Locate the lines where "will" occurs and copy them as they stand.

------------------------

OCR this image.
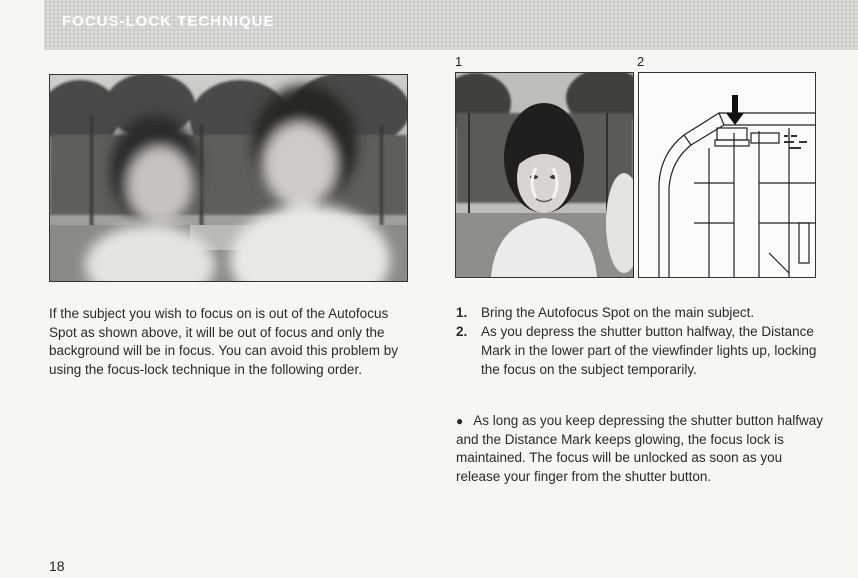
FOCUS-LOCK TECHNIQUE
1	2

If the subject you wish to focus on is out of the Autofocus Spot as shown above, it will be out of focus and only the background will be in focus. You can avoid this problem by using the focus-lock technique in the following order.

1. Bring the Autofocus Spot on the main subject.
2. As you depress the shutter button halfway, the Distance Mark in the lower part of the viewfinder lights up, locking the focus on the subject temporarily.

● As long as you keep depressing the shutter button halfway and the Distance Mark keeps glowing, the focus lock is maintained. The focus will be unlocked as soon as you release your finger from the shutter button.

18
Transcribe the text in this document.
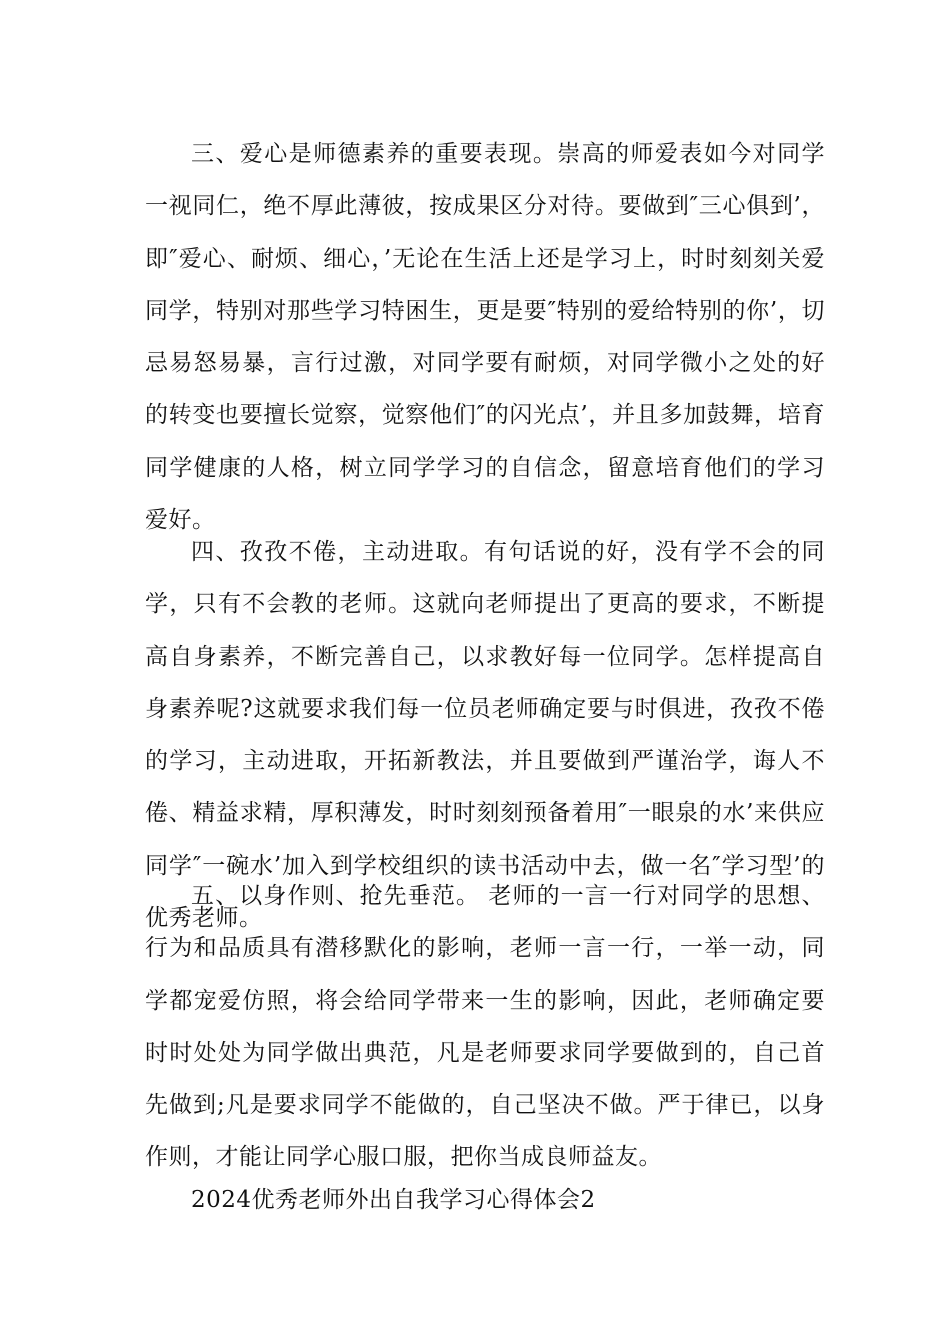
三、爱心是师德素养的重要表现。崇高的师爱表如今对同学一视同仁，绝不厚此薄彼，按成果区分对待。要做到″三心俱到’，即″爱心、耐烦、细心，’无论在生活上还是学习上，时时刻刻关爱同学，特别对那些学习特困生，更是要″特别的爱给特别的你’，切忌易怒易暴，言行过激，对同学要有耐烦，对同学微小之处的好的转变也要擅长觉察，觉察他们″的闪光点’，并且多加鼓舞，培育同学健康的人格，树立同学学习的自信念，留意培育他们的学习爱好。

四、孜孜不倦，主动进取。有句话说的好，没有学不会的同学，只有不会教的老师。这就向老师提出了更高的要求，不断提高自身素养，不断完善自己，以求教好每一位同学。怎样提高自身素养呢?这就要求我们每一位员老师确定要与时俱进，孜孜不倦的学习，主动进取，开拓新教法，并且要做到严谨治学，诲人不倦、精益求精，厚积薄发，时时刻刻预备着用″一眼泉的水’来供应同学″一碗水’加入到学校组织的读书活动中去，做一名″学习型’的优秀老师。

五、以身作则、抢先垂范。 老师的一言一行对同学的思想、行为和品质具有潜移默化的影响，老师一言一行，一举一动，同学都宠爱仿照，将会给同学带来一生的影响，因此，老师确定要时时处处为同学做出典范，凡是老师要求同学要做到的，自己首先做到;凡是要求同学不能做的，自己坚决不做。严于律已，以身作则，才能让同学心服口服，把你当成良师益友。

2024优秀老师外出自我学习心得体会2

------------------------

▸ **FINAL RESULT**
If the subject you wish to focus on is out of the Autofocus Spot as shown above, it will be out of focus and only the background will be in focus. You can avoid this problem by using the focus-lock technique in the following order.
● As long as you keep depressing the shutter button halfway and the Distance Mark keeps glowing, the focus lock is maintained. The focus will be unlocked as soon as you release your finger from the shutter button.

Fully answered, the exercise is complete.